#### Apply what you read:
[A] In the skin mechanics summary, reproduce verbatim the part that opens with the words containing "Published on: February" and closes with "anisotropic material properties.".
[B] According to the skin mechanics summary, what range of shear strain was quantified in the dermis?

Document excerpt below:

Published on: February 10, 2022

Area of Science:

  • Biomechanics
  • Materials Science
  • Dermatology

Background:

  • Skin exhibits complex, non-linear, viscoelastic, and anisotropic material properties.
  • Understanding skin deformation is crucial for applications like shaving, needle insertion, and patient repositioning.
  • Large local strains can occur during these interactions.

Purpose of the Study:

  • To present a novel imaging-based method for studying skin deformations and layer mechanics.
  • To visualize and quantify skin layer deformations during dynamic mechanical testing.
  • To establish a foundation for constitutive models in finite element analysis of skin.

Main Methods:

  • Combined shear experiments with real-time video recording.
  • Utilized digital image correlation and strain field analysis.
  • Applied 10% global shear strain to porcine skin using a rotational rheometer and analyzed with ARAMIS software.

Main Results:

  • Demonstrated inhomogeneous skin deformation with distinct strain regimes in different layers.
  • Quantified shear strain: 2.0-5.0% in the epidermis and 10-22% in the dermis.
  • Determined shear moduli ranging from 20 to 130kPa.

Conclusions:

  • The developed imaging method effectively visualizes and quantifies skin layer deformations and mechanics.
  • Results highlight significant differences in strain distribution across skin layers.
  • This method provides a valuable foundation for advanced constitutive modeling of skin biomechanics.

End of Document excerpt.
Information below:

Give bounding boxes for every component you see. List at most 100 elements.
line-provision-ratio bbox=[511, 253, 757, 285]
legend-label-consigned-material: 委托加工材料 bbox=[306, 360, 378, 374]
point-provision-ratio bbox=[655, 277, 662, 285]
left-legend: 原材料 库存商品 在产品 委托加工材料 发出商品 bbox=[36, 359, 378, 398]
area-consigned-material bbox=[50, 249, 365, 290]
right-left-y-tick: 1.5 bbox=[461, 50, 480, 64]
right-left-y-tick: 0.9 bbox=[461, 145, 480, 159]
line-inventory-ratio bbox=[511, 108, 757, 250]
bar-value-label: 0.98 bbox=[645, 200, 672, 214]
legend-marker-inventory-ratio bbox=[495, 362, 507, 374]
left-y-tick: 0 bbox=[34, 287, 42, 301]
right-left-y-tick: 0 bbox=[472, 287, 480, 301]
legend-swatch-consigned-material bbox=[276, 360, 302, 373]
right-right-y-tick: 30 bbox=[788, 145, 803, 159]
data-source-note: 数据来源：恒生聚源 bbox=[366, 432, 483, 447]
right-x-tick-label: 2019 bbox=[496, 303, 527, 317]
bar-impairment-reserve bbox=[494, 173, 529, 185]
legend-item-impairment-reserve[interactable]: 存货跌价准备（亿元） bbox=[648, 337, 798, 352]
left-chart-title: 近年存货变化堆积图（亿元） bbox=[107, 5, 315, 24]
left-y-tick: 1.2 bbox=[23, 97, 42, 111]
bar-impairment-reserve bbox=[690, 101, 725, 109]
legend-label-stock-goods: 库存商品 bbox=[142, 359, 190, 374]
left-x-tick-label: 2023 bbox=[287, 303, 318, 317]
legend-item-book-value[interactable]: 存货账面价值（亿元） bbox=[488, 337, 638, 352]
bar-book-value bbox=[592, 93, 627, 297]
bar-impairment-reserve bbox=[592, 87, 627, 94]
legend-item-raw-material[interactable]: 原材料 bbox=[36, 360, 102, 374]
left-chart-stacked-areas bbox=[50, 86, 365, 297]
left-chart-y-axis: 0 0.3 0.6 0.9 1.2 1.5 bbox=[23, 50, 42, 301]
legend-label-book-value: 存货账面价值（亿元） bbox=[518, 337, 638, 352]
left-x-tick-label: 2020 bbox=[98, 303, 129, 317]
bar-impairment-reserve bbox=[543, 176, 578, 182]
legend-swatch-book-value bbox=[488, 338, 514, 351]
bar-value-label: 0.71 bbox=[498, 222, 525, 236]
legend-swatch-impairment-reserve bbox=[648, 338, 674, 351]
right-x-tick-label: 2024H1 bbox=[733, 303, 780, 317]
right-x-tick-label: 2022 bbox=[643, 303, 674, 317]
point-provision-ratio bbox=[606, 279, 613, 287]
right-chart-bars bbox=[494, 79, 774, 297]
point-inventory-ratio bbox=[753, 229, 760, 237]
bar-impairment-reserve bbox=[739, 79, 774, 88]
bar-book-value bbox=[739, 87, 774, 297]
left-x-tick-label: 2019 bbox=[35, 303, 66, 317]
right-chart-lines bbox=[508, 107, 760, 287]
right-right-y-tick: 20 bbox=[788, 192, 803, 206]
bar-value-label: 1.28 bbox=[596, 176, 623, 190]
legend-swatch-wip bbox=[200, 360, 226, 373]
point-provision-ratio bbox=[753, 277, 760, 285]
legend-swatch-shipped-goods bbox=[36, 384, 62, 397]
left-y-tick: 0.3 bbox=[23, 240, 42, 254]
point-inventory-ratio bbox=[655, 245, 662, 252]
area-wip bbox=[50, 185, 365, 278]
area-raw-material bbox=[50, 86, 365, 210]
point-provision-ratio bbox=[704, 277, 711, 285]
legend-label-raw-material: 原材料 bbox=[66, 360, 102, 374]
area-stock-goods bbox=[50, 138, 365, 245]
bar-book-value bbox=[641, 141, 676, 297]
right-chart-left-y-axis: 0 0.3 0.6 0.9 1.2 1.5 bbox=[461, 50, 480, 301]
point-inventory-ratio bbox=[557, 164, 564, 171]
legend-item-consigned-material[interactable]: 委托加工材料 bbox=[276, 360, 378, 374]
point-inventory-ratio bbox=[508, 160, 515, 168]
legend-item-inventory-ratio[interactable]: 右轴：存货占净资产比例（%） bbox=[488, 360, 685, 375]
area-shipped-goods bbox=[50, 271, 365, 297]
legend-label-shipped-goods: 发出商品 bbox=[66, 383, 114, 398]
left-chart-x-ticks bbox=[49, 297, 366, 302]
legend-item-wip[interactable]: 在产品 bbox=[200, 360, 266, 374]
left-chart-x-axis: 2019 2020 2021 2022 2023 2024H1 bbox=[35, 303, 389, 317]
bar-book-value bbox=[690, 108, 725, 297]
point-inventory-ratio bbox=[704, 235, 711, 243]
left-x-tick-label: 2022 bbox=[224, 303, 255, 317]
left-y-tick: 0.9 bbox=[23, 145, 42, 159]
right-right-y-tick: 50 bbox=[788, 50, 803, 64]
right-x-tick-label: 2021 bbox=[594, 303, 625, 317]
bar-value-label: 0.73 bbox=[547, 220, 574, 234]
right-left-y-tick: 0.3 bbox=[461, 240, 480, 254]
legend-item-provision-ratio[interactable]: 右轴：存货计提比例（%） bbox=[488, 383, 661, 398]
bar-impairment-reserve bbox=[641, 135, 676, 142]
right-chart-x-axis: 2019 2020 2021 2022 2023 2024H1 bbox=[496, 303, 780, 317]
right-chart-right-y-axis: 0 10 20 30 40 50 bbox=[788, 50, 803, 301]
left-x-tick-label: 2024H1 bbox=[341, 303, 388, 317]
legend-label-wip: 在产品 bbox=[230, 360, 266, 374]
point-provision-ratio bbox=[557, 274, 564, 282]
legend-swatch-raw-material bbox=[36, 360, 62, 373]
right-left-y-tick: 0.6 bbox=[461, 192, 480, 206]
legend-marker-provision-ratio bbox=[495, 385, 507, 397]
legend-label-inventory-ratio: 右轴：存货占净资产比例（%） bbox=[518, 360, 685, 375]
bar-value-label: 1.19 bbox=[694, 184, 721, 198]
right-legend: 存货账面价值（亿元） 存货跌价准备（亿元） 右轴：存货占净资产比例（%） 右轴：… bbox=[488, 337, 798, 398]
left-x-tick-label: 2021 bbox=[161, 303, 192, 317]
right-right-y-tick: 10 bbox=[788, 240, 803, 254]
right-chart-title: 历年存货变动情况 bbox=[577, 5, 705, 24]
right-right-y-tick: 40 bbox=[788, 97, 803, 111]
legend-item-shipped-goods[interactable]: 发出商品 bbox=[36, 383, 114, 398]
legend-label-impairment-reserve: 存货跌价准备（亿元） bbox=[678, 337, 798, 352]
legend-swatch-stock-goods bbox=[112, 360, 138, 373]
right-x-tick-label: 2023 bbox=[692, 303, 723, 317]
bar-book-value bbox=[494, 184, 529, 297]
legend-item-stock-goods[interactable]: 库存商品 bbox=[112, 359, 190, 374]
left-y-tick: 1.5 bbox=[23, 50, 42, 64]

End of Information.

#### Answer section:
[A]
Published on: February 10, 2022

Area of Science:

  • Biomechanics
  • Materials Science
  • Dermatology

Background:

  • Skin exhibits complex, non-linear, viscoelastic, and anisotropic material properties.

[B] 10-22%